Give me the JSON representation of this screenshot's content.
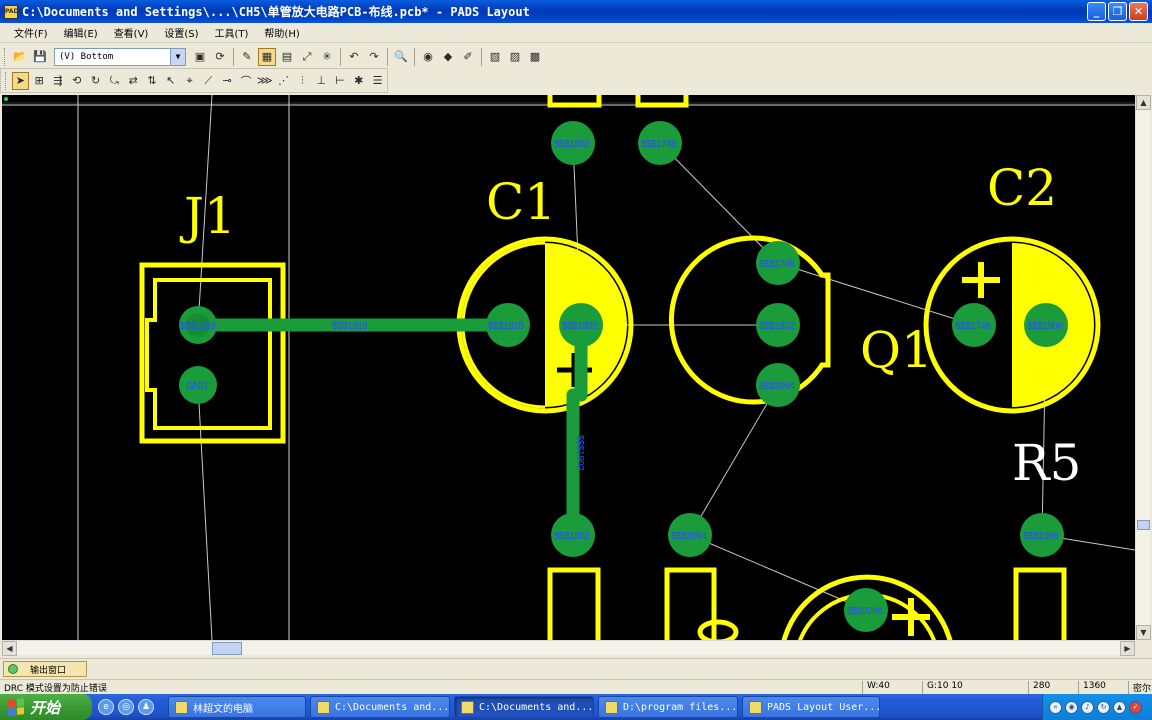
{
  "window": {
    "title": "C:\\Documents and Settings\\...\\CH5\\单管放大电路PCB-布线.pcb* - PADS Layout",
    "app_icon_text": "PADS",
    "minimize": "_",
    "maximize": "❐",
    "close": "✕"
  },
  "menu": {
    "items": [
      "文件(F)",
      "编辑(E)",
      "查看(V)",
      "设置(S)",
      "工具(T)",
      "帮助(H)"
    ]
  },
  "toolbar": {
    "layer_value": "(V) Bottom"
  },
  "pcb": {
    "components": [
      {
        "ref": "J1"
      },
      {
        "ref": "C1"
      },
      {
        "ref": "C2"
      },
      {
        "ref": "Q1"
      },
      {
        "ref": "R5"
      }
    ],
    "pad_labels": {
      "j1_pin1": "$$$1818",
      "j1_pin2": "GND",
      "trace_1818": "$$$1818",
      "c1_pin1": "$$$1818",
      "c1_pin2": "$$$1802",
      "top_left_via": "$$$1802",
      "top_right_via": "$$$1748",
      "q1_top": "$$$1748",
      "q1_mid": "$$$1802",
      "q1_bot": "$$$2094",
      "c2_pin1": "$$$1748",
      "c2_pin2": "$$$1906",
      "trace_1802_v": "$$$1802",
      "bottom_via_1": "$$$1802",
      "bottom_via_2": "$$$2094",
      "bottom_via_3": "$$$1906",
      "bottom_cap": "$$$2094"
    }
  },
  "output_window": {
    "label": "输出窗口"
  },
  "status": {
    "message": "DRC 模式设置为防止错误",
    "width": "W:40",
    "grid": "G:10 10",
    "x": "280",
    "y": "1360",
    "unit": "密尔"
  },
  "taskbar": {
    "start": "开始",
    "tasks": [
      {
        "label": "林超文的电脑",
        "active": false
      },
      {
        "label": "C:\\Documents and...",
        "active": false
      },
      {
        "label": "C:\\Documents and...",
        "active": true
      },
      {
        "label": "D:\\program files...",
        "active": false
      },
      {
        "label": "PADS Layout User...",
        "active": false
      }
    ]
  }
}
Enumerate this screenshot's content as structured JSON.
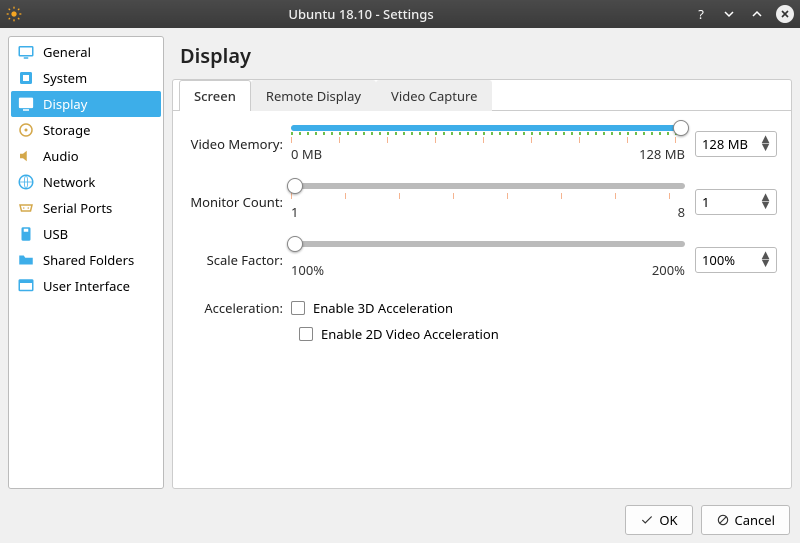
{
  "titlebar": {
    "title": "Ubuntu 18.10 - Settings"
  },
  "sidebar": {
    "items": [
      {
        "label": "General"
      },
      {
        "label": "System"
      },
      {
        "label": "Display"
      },
      {
        "label": "Storage"
      },
      {
        "label": "Audio"
      },
      {
        "label": "Network"
      },
      {
        "label": "Serial Ports"
      },
      {
        "label": "USB"
      },
      {
        "label": "Shared Folders"
      },
      {
        "label": "User Interface"
      }
    ],
    "selected_index": 2
  },
  "page": {
    "title": "Display",
    "tabs": [
      {
        "label": "Screen"
      },
      {
        "label": "Remote Display"
      },
      {
        "label": "Video Capture"
      }
    ],
    "active_tab": 0,
    "video_memory": {
      "label": "Video Memory:",
      "min_label": "0 MB",
      "max_label": "128 MB",
      "value": "128 MB",
      "fill_pct": 99
    },
    "monitor_count": {
      "label": "Monitor Count:",
      "min_label": "1",
      "max_label": "8",
      "value": "1",
      "fill_pct": 1
    },
    "scale_factor": {
      "label": "Scale Factor:",
      "min_label": "100%",
      "max_label": "200%",
      "value": "100%",
      "fill_pct": 1
    },
    "acceleration": {
      "label": "Acceleration:",
      "enable_3d": "Enable 3D Acceleration",
      "enable_2d": "Enable 2D Video Acceleration"
    }
  },
  "footer": {
    "ok": "OK",
    "cancel": "Cancel"
  }
}
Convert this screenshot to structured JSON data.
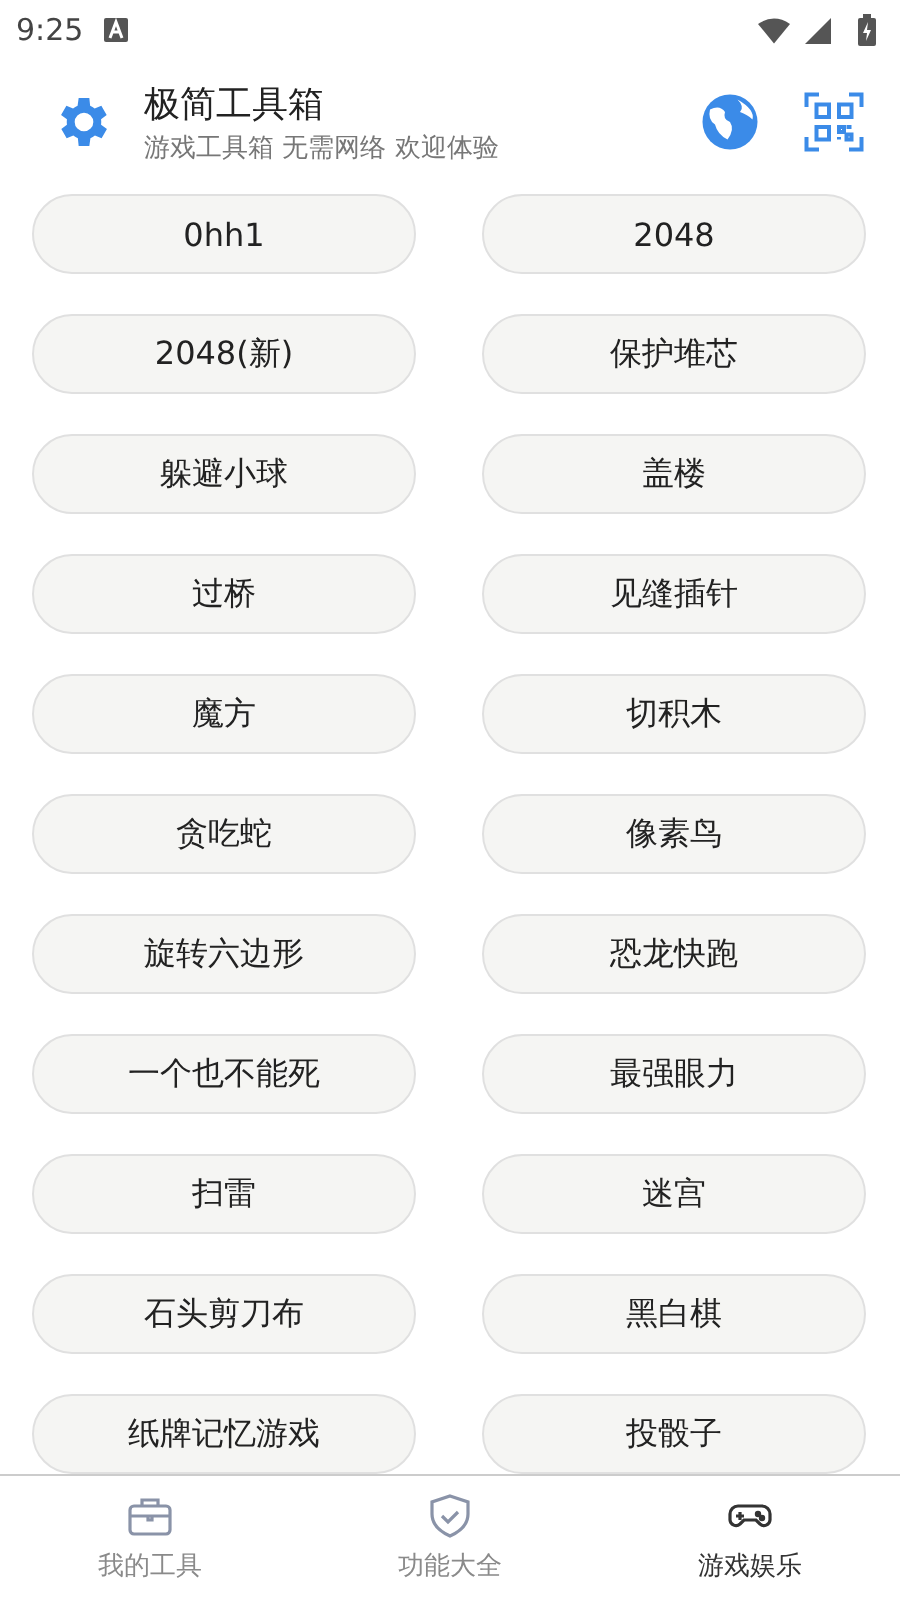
{
  "status_bar": {
    "time": "9:25"
  },
  "header": {
    "title": "极简工具箱",
    "subtitle": "游戏工具箱 无需网络 欢迎体验"
  },
  "games": [
    "0hh1",
    "2048",
    "2048(新)",
    "保护堆芯",
    "躲避小球",
    "盖楼",
    "过桥",
    "见缝插针",
    "魔方",
    "切积木",
    "贪吃蛇",
    "像素鸟",
    "旋转六边形",
    "恐龙快跑",
    "一个也不能死",
    "最强眼力",
    "扫雷",
    "迷宫",
    "石头剪刀布",
    "黑白棋",
    "纸牌记忆游戏",
    "投骰子"
  ],
  "nav": [
    {
      "label": "我的工具",
      "kind": "toolbox",
      "selected": false
    },
    {
      "label": "功能大全",
      "kind": "shield",
      "selected": false
    },
    {
      "label": "游戏娱乐",
      "kind": "gamepad",
      "selected": true
    }
  ]
}
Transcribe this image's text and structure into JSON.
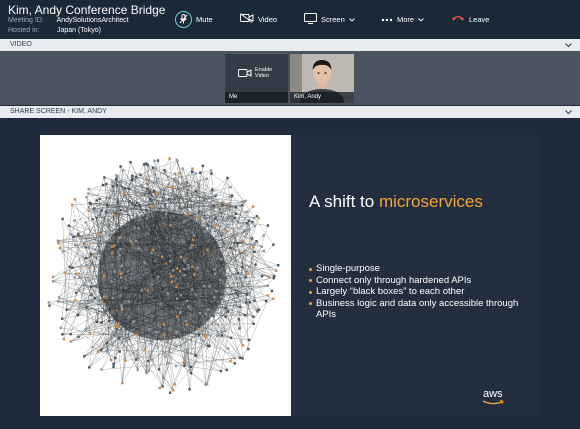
{
  "header": {
    "title": "Kim, Andy Conference Bridge",
    "meeting_id_label": "Meeting ID:",
    "meeting_id": "AndySolutionsArchitect",
    "hosted_label": "Hosted in:",
    "hosted_in": "Japan (Tokyo)"
  },
  "controls": {
    "mute": "Mute",
    "video": "Video",
    "screen": "Screen",
    "more": "More",
    "leave": "Leave"
  },
  "video_section": {
    "label": "VIDEO",
    "tiles": [
      {
        "name": "Me",
        "status": "Enable Video"
      },
      {
        "name": "Kim, Andy"
      }
    ]
  },
  "share_section": {
    "label": "SHARE SCREEN - KIM, ANDY"
  },
  "slide": {
    "title_plain": "A shift to ",
    "title_highlight": "microservices",
    "bullets": [
      "Single-purpose",
      "Connect only through hardened APIs",
      "Largely “black boxes” to each other",
      "Business logic and data only accessible through APIs"
    ],
    "logo": "aws"
  },
  "colors": {
    "accent": "#f0a33a",
    "topbar": "#1b2838",
    "leave": "#e05a4f",
    "mute_ring": "#6fd3c4"
  }
}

**DIRECTIONS:**
Reproduce the lines from the line with "Transcribe this image's" through the last line of the entries exactly, including both ends and excluding pictures.

**RESULT FOR THIS TASK:**
Transcribe this image's text and structure into JSON.
{
  "header": {
    "title": "Kim, Andy Conference Bridge",
    "meeting_id_label": "Meeting ID:",
    "meeting_id": "AndySolutionsArchitect",
    "hosted_label": "Hosted in:",
    "hosted_in": "Japan (Tokyo)"
  },
  "controls": {
    "mute": "Mute",
    "video": "Video",
    "screen": "Screen",
    "more": "More",
    "leave": "Leave"
  },
  "video_section": {
    "label": "VIDEO",
    "tiles": [
      {
        "name": "Me",
        "status": "Enable Video"
      },
      {
        "name": "Kim, Andy"
      }
    ]
  },
  "share_section": {
    "label": "SHARE SCREEN - KIM, ANDY"
  },
  "slide": {
    "title_plain": "A shift to ",
    "title_highlight": "microservices",
    "bullets": [
      "Single-purpose",
      "Connect only through hardened APIs",
      "Largely “black boxes” to each other",
      "Business logic and data only accessible through APIs"
    ],
    "logo": "aws"
  },
  "colors": {
    "accent": "#f0a33a",
    "topbar": "#1b2838",
    "leave": "#e05a4f",
    "mute_ring": "#6fd3c4"
  }
}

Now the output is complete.